What is being asked.
Copy out all lines where "this" appears.

Records to process.
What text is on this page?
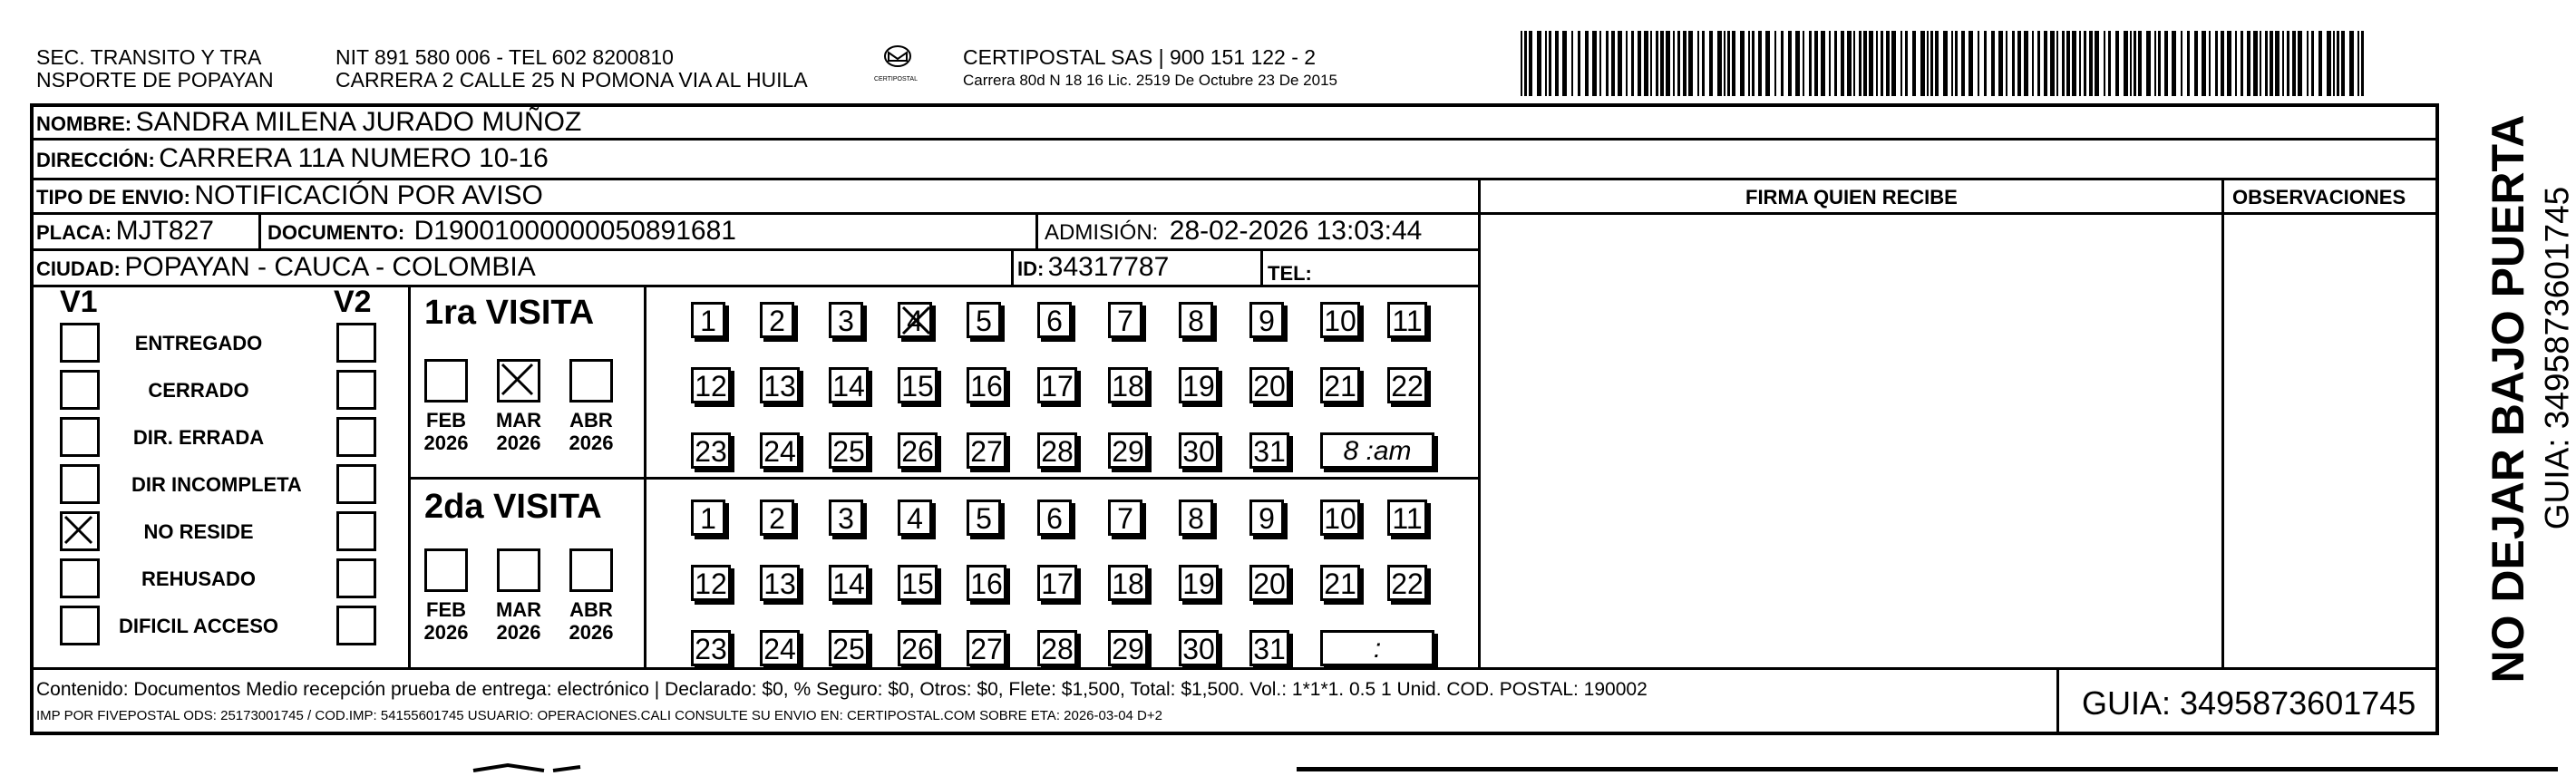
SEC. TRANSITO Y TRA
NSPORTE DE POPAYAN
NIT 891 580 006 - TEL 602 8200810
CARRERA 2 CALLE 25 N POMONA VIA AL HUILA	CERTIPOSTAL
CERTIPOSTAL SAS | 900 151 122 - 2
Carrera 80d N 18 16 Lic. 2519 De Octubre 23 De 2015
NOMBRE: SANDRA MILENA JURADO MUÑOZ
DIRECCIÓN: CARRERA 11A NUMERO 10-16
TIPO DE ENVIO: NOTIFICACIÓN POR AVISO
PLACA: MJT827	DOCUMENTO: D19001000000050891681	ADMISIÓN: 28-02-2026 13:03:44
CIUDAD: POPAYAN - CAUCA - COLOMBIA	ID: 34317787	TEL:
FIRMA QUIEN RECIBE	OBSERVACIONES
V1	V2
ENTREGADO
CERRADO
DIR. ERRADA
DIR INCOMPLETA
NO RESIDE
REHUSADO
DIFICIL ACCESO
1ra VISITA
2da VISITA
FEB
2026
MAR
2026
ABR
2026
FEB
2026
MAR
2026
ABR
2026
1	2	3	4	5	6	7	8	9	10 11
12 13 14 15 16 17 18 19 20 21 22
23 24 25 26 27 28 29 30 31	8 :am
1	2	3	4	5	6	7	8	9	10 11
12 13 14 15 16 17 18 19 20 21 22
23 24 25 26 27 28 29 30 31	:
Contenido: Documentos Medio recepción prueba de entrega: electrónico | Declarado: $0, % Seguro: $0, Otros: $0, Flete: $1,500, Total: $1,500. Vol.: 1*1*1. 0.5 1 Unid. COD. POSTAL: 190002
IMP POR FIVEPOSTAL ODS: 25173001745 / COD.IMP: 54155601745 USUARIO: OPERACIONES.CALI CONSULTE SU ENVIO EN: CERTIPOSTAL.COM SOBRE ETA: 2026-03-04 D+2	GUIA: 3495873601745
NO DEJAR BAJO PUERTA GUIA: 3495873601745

...

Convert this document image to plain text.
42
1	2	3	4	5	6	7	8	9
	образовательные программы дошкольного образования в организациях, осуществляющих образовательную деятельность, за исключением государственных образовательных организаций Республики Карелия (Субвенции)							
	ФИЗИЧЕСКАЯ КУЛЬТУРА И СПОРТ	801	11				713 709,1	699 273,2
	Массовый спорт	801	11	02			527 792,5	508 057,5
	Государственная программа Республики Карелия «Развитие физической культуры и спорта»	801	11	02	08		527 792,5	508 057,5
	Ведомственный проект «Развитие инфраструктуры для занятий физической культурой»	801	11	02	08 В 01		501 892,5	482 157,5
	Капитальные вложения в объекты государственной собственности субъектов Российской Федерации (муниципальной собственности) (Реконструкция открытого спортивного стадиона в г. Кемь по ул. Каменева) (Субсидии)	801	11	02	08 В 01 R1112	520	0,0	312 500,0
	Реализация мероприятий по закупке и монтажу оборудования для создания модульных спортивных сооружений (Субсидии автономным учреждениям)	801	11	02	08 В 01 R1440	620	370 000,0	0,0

* * *

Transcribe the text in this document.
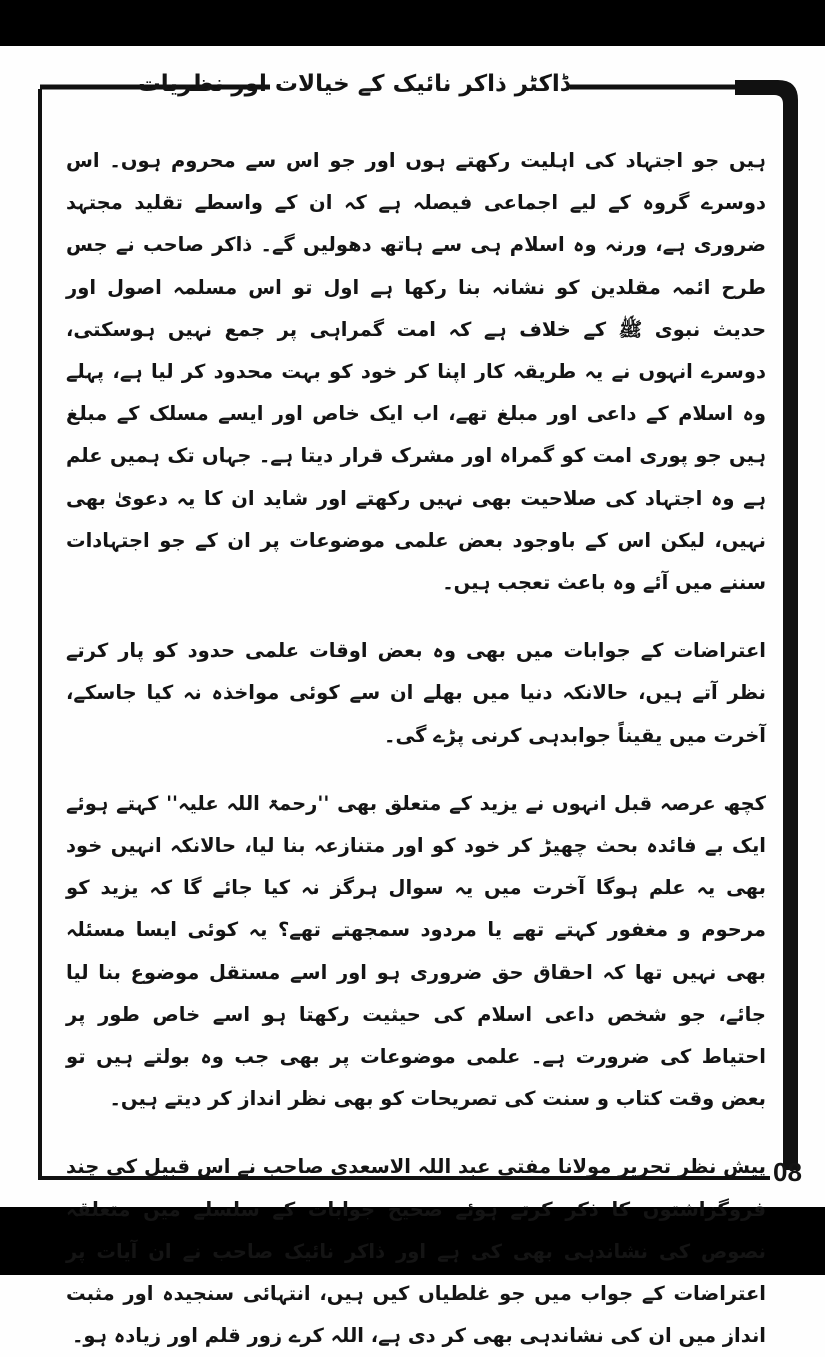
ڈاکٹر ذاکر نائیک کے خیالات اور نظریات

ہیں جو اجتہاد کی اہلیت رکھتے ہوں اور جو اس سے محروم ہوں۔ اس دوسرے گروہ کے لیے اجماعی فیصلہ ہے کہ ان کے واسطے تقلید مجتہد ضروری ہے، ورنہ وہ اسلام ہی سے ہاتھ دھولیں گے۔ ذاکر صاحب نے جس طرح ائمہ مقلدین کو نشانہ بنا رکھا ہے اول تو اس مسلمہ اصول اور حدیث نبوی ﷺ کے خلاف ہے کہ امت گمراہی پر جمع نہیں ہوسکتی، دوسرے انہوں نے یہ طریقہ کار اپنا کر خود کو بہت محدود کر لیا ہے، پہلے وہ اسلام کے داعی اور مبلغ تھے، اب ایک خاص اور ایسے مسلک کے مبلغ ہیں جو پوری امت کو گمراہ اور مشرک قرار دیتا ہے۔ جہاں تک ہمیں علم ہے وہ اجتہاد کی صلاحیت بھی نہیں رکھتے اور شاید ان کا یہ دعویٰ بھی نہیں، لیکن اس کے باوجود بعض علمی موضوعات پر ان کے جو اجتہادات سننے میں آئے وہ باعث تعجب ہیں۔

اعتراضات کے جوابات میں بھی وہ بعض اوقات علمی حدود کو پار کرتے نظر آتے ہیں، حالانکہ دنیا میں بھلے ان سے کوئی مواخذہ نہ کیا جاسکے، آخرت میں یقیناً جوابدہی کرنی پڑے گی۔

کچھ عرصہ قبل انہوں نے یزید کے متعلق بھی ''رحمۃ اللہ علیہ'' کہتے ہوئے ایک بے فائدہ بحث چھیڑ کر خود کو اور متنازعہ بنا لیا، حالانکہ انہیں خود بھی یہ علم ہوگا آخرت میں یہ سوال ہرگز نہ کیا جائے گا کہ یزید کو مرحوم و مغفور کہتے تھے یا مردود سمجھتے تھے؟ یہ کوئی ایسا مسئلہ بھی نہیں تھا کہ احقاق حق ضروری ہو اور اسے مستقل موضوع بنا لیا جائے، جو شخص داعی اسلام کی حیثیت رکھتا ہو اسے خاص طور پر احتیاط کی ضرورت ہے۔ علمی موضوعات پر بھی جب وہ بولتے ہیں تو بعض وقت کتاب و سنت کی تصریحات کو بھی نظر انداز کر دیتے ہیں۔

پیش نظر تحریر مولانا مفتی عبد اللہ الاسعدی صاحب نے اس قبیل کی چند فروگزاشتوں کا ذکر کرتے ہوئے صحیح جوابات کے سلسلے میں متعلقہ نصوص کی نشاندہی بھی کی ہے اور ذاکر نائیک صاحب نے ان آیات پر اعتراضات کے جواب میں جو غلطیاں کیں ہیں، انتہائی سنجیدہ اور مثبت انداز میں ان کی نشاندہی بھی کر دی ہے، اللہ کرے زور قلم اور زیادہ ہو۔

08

Output below.
What text is on this page?
Convert this document image to plain text.
Transcribe the text in this document.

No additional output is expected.